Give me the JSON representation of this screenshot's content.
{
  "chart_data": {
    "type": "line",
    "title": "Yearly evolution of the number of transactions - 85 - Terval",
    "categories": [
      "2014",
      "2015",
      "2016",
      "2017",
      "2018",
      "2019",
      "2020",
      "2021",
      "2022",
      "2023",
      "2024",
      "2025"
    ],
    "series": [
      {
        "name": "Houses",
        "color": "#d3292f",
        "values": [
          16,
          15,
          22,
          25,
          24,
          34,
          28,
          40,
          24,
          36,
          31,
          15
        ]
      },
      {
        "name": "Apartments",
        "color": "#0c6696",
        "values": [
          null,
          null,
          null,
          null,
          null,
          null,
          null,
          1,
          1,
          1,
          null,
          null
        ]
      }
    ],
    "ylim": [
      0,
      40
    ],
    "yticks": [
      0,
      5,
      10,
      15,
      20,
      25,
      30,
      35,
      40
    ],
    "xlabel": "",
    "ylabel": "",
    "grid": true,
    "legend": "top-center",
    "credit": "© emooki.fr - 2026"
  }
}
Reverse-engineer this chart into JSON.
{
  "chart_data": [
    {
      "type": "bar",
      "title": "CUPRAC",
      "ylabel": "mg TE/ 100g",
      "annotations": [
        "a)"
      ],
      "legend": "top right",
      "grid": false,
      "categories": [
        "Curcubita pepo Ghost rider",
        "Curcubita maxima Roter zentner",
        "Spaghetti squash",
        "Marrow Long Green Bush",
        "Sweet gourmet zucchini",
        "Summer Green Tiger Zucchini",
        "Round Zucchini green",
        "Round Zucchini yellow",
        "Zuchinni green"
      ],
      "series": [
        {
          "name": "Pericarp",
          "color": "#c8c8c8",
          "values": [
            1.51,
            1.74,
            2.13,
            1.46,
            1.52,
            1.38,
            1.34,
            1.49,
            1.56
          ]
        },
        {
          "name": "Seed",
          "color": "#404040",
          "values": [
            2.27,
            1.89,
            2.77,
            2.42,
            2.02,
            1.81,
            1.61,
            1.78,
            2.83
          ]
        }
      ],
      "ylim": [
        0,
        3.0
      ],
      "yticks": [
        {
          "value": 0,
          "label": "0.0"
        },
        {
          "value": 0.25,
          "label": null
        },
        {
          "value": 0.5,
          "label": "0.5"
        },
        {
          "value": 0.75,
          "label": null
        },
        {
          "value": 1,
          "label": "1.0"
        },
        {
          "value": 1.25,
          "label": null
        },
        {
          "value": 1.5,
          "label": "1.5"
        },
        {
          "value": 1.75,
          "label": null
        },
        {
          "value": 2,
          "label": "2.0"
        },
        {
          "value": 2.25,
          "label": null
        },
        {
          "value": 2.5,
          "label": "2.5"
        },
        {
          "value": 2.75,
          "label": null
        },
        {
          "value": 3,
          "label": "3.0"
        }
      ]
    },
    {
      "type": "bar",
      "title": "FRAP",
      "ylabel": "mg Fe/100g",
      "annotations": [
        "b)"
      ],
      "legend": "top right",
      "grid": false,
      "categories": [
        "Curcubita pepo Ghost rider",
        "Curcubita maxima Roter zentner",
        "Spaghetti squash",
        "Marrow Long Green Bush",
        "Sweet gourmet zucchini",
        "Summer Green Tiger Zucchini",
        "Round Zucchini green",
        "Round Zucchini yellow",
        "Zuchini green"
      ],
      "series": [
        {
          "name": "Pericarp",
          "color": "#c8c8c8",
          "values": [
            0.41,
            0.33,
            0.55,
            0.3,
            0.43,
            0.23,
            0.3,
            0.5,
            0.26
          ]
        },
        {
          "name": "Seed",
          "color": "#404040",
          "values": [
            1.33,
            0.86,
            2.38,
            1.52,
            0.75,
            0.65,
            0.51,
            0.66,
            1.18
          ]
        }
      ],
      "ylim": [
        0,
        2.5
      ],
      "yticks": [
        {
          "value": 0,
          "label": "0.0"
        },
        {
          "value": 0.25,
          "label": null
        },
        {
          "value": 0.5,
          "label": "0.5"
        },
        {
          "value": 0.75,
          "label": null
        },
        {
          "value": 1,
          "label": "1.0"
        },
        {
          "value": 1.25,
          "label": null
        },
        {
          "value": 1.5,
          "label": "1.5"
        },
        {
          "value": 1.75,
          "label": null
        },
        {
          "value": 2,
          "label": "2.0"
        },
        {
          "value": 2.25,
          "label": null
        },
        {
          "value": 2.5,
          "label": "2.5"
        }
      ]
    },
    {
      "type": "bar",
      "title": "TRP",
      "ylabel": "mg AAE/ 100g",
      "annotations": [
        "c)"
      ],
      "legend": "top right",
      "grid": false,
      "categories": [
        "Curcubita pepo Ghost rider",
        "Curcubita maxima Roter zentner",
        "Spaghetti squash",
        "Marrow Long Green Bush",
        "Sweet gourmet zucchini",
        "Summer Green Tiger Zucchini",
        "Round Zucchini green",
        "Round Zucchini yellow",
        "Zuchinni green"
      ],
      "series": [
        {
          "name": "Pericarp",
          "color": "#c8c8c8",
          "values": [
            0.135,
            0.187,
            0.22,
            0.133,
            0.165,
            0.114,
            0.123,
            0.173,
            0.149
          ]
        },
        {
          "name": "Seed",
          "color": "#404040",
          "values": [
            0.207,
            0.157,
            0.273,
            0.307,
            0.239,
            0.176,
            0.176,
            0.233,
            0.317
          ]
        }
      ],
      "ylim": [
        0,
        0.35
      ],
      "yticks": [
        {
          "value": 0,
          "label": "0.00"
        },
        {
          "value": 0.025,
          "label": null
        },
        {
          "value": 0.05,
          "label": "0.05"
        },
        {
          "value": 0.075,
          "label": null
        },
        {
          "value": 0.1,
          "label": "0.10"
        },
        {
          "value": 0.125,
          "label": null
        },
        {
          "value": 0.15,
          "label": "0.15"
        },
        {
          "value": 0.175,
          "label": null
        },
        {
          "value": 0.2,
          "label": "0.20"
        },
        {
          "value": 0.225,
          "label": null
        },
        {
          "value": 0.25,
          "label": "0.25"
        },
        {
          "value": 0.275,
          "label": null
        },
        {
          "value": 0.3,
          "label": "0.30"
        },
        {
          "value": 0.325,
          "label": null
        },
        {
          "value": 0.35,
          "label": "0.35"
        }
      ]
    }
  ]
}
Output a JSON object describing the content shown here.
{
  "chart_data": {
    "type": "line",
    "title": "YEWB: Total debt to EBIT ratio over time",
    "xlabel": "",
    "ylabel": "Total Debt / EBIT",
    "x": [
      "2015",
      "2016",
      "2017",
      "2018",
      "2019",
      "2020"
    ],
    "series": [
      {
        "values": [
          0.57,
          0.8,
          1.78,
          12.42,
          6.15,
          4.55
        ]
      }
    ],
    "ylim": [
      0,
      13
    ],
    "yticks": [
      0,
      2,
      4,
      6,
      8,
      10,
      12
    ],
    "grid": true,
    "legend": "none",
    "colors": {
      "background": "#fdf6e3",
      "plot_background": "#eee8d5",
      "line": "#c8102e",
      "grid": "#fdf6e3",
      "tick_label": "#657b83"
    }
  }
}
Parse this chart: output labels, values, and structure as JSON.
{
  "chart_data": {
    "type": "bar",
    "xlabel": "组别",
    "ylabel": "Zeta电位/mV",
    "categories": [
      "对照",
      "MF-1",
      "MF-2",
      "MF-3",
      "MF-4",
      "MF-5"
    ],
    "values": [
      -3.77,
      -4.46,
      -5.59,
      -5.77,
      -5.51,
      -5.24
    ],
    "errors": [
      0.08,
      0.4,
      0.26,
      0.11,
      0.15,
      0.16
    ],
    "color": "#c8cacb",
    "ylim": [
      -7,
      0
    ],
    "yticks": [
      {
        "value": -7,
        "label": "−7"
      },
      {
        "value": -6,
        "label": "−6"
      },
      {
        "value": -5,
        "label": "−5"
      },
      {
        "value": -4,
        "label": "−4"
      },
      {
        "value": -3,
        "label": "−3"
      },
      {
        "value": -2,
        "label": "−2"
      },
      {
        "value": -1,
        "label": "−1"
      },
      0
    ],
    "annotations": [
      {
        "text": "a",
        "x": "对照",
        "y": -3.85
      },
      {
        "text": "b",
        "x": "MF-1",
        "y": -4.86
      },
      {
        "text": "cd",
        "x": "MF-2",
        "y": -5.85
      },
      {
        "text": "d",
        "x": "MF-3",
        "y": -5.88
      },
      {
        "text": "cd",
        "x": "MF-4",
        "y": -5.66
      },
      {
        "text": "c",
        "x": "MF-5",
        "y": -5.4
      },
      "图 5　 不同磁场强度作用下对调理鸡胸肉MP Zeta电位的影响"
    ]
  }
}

◆ ◆ ◆ ◆ ◆ ◆ ◆

* _TASK PROMPT_: State how many lines of the records above contain "EBIT", with no words besides the number.

* _RESPONSE FOR THIS EXERCISE_: 2